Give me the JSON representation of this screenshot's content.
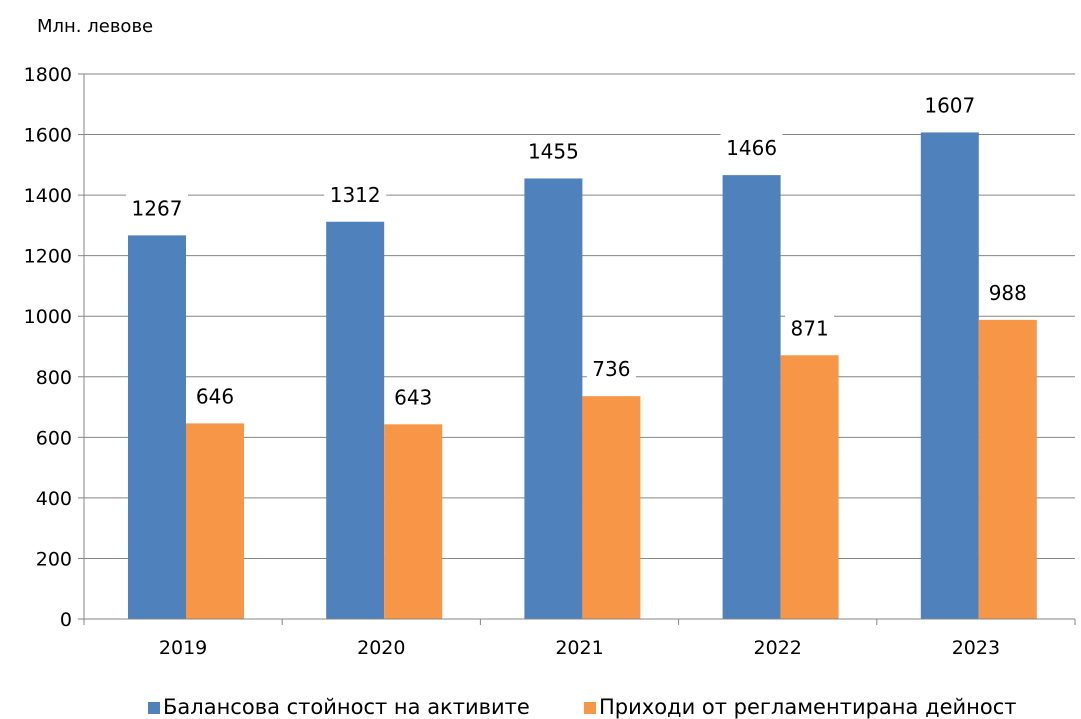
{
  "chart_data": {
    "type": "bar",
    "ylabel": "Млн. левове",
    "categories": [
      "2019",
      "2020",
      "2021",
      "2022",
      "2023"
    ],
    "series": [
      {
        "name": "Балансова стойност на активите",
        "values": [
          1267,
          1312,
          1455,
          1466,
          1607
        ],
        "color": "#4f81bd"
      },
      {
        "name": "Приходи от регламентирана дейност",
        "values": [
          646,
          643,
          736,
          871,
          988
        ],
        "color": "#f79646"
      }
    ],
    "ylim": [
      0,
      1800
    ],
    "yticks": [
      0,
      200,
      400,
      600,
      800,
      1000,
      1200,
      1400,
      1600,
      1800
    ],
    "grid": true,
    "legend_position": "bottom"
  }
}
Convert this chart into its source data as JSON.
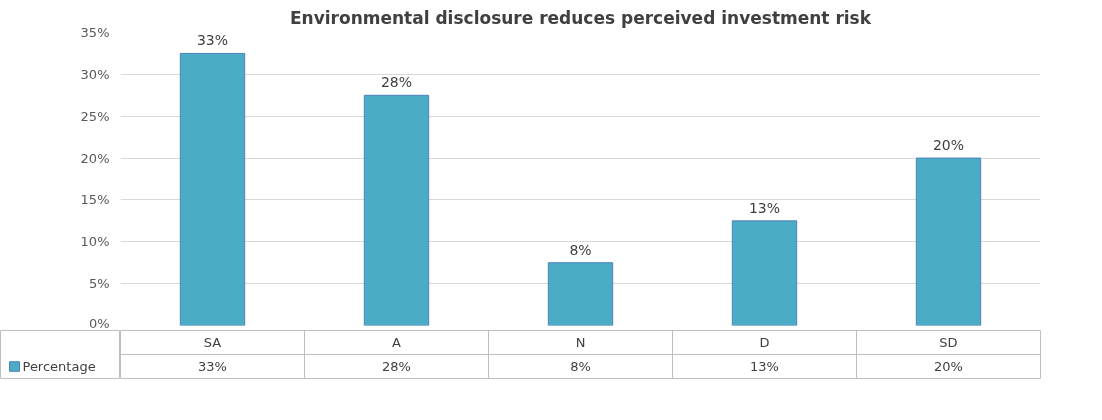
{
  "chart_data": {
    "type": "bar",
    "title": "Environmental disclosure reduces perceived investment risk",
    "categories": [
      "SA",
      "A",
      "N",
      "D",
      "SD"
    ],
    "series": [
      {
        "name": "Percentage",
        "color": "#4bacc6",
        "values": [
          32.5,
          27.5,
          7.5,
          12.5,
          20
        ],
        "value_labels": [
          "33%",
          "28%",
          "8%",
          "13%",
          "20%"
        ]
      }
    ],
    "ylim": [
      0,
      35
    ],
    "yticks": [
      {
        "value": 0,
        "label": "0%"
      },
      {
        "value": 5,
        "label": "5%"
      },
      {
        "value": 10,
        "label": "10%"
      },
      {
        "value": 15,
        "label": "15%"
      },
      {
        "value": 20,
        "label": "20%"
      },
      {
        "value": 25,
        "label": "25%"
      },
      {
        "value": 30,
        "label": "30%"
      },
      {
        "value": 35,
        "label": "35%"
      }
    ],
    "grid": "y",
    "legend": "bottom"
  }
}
○ ○ ○ ○ ○ ○ ○
(Job) Take the listing above and print it exactly, apart from the pictures.

(Full response)
Give me the JSON representation of this screenshot's content.
{
  "chart_data": {
    "type": "bar",
    "ylabel": "Млн. левове",
    "categories": [
      "2019",
      "2020",
      "2021",
      "2022",
      "2023"
    ],
    "series": [
      {
        "name": "Балансова стойност на активите",
        "values": [
          1267,
          1312,
          1455,
          1466,
          1607
        ],
        "color": "#4f81bd"
      },
      {
        "name": "Приходи от регламентирана дейност",
        "values": [
          646,
          643,
          736,
          871,
          988
        ],
        "color": "#f79646"
      }
    ],
    "ylim": [
      0,
      1800
    ],
    "yticks": [
      0,
      200,
      400,
      600,
      800,
      1000,
      1200,
      1400,
      1600,
      1800
    ],
    "grid": true,
    "legend_position": "bottom"
  }
}
Convert this chart into its source data as JSON.
{
  "chart_data": {
    "type": "bar",
    "title": "Environmental disclosure reduces perceived investment risk",
    "categories": [
      "SA",
      "A",
      "N",
      "D",
      "SD"
    ],
    "series": [
      {
        "name": "Percentage",
        "color": "#4bacc6",
        "values": [
          32.5,
          27.5,
          7.5,
          12.5,
          20
        ],
        "value_labels": [
          "33%",
          "28%",
          "8%",
          "13%",
          "20%"
        ]
      }
    ],
    "ylim": [
      0,
      35
    ],
    "yticks": [
      {
        "value": 0,
        "label": "0%"
      },
      {
        "value": 5,
        "label": "5%"
      },
      {
        "value": 10,
        "label": "10%"
      },
      {
        "value": 15,
        "label": "15%"
      },
      {
        "value": 20,
        "label": "20%"
      },
      {
        "value": 25,
        "label": "25%"
      },
      {
        "value": 30,
        "label": "30%"
      },
      {
        "value": 35,
        "label": "35%"
      }
    ],
    "grid": "y",
    "legend": "bottom"
  }
}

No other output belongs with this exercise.